WHAT IS ASKED: Every line containing the word "name" needs to be found and copied.

INFORMATION SHOWN:
..............................

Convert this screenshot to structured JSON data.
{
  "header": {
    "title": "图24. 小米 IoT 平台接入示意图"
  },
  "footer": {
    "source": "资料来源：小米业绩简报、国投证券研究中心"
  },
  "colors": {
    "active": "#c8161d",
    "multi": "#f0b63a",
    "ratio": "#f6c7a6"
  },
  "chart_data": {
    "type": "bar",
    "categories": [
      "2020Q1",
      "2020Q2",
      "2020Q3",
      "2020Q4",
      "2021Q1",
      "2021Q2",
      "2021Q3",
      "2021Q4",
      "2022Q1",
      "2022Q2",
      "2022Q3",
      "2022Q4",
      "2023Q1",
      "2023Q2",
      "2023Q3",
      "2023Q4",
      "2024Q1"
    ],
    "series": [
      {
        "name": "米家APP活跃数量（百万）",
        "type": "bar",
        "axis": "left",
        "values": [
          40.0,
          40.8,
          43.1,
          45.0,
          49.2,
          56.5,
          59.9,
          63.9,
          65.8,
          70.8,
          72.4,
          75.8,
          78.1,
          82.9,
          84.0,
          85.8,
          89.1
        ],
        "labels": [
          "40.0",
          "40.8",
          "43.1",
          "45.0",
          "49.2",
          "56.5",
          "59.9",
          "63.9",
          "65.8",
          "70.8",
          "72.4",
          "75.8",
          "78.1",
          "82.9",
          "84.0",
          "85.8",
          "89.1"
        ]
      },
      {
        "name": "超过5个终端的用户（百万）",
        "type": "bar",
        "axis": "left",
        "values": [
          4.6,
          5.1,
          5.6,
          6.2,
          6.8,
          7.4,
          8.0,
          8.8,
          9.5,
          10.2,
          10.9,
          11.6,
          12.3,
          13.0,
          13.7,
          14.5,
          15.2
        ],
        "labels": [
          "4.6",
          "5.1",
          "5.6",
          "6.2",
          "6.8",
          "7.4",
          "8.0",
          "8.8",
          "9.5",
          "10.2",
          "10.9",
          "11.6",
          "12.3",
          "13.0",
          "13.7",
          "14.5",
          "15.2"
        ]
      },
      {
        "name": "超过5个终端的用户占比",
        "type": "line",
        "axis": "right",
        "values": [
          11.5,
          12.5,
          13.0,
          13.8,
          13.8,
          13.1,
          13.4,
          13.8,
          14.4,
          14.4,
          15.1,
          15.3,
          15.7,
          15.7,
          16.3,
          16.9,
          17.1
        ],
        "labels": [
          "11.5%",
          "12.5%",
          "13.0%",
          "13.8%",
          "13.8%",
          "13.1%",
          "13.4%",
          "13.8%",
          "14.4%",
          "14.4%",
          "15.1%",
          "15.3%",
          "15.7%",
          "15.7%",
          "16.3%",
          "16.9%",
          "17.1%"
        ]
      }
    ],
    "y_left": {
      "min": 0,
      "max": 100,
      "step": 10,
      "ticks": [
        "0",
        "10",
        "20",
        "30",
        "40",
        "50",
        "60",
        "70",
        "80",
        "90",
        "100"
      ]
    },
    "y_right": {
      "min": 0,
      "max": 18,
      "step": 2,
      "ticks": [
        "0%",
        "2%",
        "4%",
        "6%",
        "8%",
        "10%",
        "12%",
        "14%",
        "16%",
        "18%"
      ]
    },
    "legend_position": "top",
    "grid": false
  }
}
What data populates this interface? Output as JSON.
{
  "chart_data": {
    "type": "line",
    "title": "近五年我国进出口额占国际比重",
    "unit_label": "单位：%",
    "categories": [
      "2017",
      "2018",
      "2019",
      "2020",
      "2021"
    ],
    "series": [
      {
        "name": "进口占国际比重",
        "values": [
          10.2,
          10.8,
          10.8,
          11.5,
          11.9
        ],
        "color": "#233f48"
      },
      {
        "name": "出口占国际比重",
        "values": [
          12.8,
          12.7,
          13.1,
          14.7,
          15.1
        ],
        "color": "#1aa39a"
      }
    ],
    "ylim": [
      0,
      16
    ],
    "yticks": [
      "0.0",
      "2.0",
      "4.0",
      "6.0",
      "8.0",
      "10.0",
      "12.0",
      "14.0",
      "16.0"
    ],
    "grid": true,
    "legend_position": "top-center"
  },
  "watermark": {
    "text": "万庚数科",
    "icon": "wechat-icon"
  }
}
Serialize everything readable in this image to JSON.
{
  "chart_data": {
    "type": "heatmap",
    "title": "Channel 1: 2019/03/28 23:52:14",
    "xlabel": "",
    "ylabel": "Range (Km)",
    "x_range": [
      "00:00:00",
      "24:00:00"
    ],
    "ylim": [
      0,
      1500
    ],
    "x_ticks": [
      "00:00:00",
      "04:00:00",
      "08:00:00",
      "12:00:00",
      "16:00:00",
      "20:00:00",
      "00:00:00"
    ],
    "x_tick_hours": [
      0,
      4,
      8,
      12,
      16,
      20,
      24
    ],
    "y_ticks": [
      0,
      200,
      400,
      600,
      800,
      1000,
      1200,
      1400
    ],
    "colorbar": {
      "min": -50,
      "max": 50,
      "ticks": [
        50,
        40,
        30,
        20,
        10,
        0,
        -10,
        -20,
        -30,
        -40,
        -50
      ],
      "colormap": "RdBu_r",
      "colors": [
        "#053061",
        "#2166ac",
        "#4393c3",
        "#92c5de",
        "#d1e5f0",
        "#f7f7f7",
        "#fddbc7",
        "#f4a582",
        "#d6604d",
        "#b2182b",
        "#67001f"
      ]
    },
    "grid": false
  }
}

..............................

OUTPUT:
        "name": "米家APP活跃数量（百万）",
        "name": "超过5个终端的用户（百万）",
        "name": "超过5个终端的用户占比",
        "name": "进口占国际比重",
        "name": "出口占国际比重",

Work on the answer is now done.